==== Raw records ====
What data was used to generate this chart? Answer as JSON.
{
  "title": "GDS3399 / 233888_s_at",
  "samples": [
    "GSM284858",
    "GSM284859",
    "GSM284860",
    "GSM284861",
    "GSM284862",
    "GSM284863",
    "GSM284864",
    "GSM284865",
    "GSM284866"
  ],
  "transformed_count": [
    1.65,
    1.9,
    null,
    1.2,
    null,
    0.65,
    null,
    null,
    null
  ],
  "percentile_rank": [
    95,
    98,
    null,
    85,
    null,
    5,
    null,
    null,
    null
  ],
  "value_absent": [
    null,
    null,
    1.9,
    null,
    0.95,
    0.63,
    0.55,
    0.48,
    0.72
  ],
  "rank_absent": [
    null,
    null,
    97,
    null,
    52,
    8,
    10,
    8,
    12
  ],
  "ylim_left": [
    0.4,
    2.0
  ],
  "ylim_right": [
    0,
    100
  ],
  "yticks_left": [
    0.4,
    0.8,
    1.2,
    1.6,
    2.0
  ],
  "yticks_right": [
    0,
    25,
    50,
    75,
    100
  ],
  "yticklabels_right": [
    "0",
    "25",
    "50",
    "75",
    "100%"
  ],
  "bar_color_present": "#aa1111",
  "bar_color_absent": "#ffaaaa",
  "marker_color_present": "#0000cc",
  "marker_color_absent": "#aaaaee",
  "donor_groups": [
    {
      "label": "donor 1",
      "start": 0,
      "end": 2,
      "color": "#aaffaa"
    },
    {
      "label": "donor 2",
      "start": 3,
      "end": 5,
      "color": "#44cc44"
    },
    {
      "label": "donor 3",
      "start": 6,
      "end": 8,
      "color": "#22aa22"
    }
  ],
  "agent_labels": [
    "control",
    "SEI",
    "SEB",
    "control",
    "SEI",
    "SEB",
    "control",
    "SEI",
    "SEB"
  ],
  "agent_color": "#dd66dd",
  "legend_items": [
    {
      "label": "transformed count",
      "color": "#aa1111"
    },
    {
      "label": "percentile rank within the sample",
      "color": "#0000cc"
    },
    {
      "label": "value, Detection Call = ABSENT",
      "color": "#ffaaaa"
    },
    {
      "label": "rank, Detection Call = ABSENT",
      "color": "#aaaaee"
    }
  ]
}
====
### Work instructions
Give all of the entries again, word for word.

### Result
What data was used to generate this chart? Answer as JSON.
{
  "title": "GDS3399 / 233888_s_at",
  "samples": [
    "GSM284858",
    "GSM284859",
    "GSM284860",
    "GSM284861",
    "GSM284862",
    "GSM284863",
    "GSM284864",
    "GSM284865",
    "GSM284866"
  ],
  "transformed_count": [
    1.65,
    1.9,
    null,
    1.2,
    null,
    0.65,
    null,
    null,
    null
  ],
  "percentile_rank": [
    95,
    98,
    null,
    85,
    null,
    5,
    null,
    null,
    null
  ],
  "value_absent": [
    null,
    null,
    1.9,
    null,
    0.95,
    0.63,
    0.55,
    0.48,
    0.72
  ],
  "rank_absent": [
    null,
    null,
    97,
    null,
    52,
    8,
    10,
    8,
    12
  ],
  "ylim_left": [
    0.4,
    2.0
  ],
  "ylim_right": [
    0,
    100
  ],
  "yticks_left": [
    0.4,
    0.8,
    1.2,
    1.6,
    2.0
  ],
  "yticks_right": [
    0,
    25,
    50,
    75,
    100
  ],
  "yticklabels_right": [
    "0",
    "25",
    "50",
    "75",
    "100%"
  ],
  "bar_color_present": "#aa1111",
  "bar_color_absent": "#ffaaaa",
  "marker_color_present": "#0000cc",
  "marker_color_absent": "#aaaaee",
  "donor_groups": [
    {
      "label": "donor 1",
      "start": 0,
      "end": 2,
      "color": "#aaffaa"
    },
    {
      "label": "donor 2",
      "start": 3,
      "end": 5,
      "color": "#44cc44"
    },
    {
      "label": "donor 3",
      "start": 6,
      "end": 8,
      "color": "#22aa22"
    }
  ],
  "agent_labels": [
    "control",
    "SEI",
    "SEB",
    "control",
    "SEI",
    "SEB",
    "control",
    "SEI",
    "SEB"
  ],
  "agent_color": "#dd66dd",
  "legend_items": [
    {
      "label": "transformed count",
      "color": "#aa1111"
    },
    {
      "label": "percentile rank within the sample",
      "color": "#0000cc"
    },
    {
      "label": "value, Detection Call = ABSENT",
      "color": "#ffaaaa"
    },
    {
      "label": "rank, Detection Call = ABSENT",
      "color": "#aaaaee"
    }
  ]
}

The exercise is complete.